Problem 1
In the passage about Celentano, why did he sign with FC Cincinnati on the same day the club drafted him? Answer in one to three sentences.
Problem 2
Answer these questions from the passage about Celentano, one answer per line:
(a) Which goalkeeper, drafted in 2014, was the last one picked higher in the SuperDraft than Celentano?
(b) Which team beat FC Cincinnati 2 in Celentano's professional debut, and what was the score?
(c) Against which club did Celentano make his MLS debut?
Problem 3
Carry on the passage about Celentano from the point where it stops.

START Text

Celentano decided to forgo his senior year of college at Indiana University to sign a Generation Adidas contract with Major League Soccer, making him eligible for the 2022 MLS SuperDraft. Projected as a Top 10 draft pick, Celentano was drafted second overall by FC Cincinnati in the draft, becoming the highest drafted goalkeeper in the SuperDraft since Andre Blake in 2014. As a Generation adidas player, he signed with FC Cincinnati the same day on January 11, 2022.

Celentano went on loan for the early part of the 2022 season with Cincinnati's reserve team, FC Cincinnati 2 in MLS Next Pro, where he made his professional debut on March 27, 2022, in a 2–0 loss to Philadelphia Union II. Celentano made his first team debut for Cincinnati on April 19, 2022, in a U.S. Open Cup match against the Pittsburgh Riverhounds. A few days later, on April 24, 2022, Celentano made his MLS debut, starting and playing the full match in a 2–1 loss to Los Angeles FC.

END Text
START Supplied entries

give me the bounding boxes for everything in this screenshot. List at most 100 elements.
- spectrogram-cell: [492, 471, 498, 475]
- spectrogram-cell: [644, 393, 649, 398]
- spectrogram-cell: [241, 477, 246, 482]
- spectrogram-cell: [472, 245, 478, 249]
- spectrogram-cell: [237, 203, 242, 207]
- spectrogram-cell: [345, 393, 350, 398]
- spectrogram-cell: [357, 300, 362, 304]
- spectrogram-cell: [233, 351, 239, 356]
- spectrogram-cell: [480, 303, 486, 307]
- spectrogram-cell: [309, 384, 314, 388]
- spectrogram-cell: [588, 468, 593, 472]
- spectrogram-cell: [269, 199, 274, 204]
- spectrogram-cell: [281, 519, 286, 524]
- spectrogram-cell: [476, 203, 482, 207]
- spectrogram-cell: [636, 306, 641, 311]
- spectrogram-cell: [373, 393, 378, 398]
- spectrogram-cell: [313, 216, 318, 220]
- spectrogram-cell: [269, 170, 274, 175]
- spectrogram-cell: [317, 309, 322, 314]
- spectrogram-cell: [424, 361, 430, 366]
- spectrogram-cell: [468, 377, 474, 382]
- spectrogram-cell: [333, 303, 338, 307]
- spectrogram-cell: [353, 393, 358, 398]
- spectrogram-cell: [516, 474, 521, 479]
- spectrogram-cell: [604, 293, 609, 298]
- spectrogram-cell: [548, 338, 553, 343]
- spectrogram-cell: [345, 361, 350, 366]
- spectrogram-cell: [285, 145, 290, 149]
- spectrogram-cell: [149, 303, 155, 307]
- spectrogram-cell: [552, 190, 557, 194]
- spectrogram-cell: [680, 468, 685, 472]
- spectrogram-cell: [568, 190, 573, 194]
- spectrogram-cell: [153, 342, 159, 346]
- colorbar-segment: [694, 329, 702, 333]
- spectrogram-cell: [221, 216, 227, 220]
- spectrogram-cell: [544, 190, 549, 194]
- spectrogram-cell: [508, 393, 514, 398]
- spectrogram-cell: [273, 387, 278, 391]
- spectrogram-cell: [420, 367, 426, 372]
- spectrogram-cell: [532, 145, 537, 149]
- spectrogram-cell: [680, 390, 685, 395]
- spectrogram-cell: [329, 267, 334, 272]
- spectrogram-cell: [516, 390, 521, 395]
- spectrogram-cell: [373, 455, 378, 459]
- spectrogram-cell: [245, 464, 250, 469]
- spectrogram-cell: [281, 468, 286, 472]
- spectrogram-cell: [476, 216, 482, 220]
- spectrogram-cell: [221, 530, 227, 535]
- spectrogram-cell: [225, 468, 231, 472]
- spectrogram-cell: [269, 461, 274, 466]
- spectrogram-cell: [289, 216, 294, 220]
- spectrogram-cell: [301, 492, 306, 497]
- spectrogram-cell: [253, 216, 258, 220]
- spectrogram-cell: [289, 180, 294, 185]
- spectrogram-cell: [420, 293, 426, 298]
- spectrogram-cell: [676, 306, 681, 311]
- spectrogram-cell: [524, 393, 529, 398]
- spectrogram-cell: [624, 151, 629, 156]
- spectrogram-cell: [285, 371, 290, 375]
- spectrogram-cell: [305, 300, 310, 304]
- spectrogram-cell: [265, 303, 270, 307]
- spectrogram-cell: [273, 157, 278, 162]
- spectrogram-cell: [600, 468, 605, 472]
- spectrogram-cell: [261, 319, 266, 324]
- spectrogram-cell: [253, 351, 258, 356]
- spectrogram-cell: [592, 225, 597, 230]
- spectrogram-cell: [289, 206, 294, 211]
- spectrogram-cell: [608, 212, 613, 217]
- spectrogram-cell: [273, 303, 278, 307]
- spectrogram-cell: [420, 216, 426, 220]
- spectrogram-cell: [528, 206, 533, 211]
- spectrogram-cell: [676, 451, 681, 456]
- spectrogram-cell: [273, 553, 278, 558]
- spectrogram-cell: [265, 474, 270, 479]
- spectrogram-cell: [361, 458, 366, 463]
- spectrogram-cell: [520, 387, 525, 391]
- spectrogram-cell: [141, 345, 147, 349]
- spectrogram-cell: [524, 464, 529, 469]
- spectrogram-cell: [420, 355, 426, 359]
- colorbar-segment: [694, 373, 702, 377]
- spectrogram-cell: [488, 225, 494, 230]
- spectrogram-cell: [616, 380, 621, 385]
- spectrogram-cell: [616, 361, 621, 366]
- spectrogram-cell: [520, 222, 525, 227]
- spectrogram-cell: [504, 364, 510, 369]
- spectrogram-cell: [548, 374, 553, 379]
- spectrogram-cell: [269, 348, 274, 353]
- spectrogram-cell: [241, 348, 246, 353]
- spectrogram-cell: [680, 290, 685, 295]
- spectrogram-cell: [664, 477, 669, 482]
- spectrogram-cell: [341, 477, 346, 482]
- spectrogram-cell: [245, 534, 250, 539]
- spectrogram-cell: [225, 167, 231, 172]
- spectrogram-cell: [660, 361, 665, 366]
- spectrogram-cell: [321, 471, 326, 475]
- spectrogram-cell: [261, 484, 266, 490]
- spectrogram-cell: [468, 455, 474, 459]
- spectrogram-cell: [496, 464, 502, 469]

END Supplied entries

Answer section 1
He signed that day because he was a Generation adidas player. He had signed a Generation Adidas contract with Major League Soccer, so he joined FC Cincinnati on January 11, 2022, the day of the draft.

Answer section 2
(a) Andre Blake
(b) Philadelphia Union II, 2–0
(c) Los Angeles FC

Answer section 3
Celentano bagged his first clean sheet in a victory against Toronto FC on May 4, 2022, and then followed that up with a second consecutive clean sheet against Minnesota United FC. That earned the rookie a spot in the MLS team of the week for Week 10 of the 2022 Major League Soccer season.

On May 20, 2023, Celentano punched away a close-range header by Steven Moreira late in a match against Columbus Crew. Cincinnati maintained their 3–2 win, and Celentano's save was later named the 2023 MLS Save of the Year.

On October 28, 2025, Celentano won the 2025 edition of the MLS Save of the Year. Celentano was awarded the honor for stopping multiple close-range attempts by Nashville SC's Alex Muyl and Sam Surridge in a 2–1 win on March 29. Celentano also became the fourth goalkeeper to win the award on multiple occasions.

==International career==
In January 2023, Celentano received his first call-up to the United States ahead of friendlies against Serbia and Colombia.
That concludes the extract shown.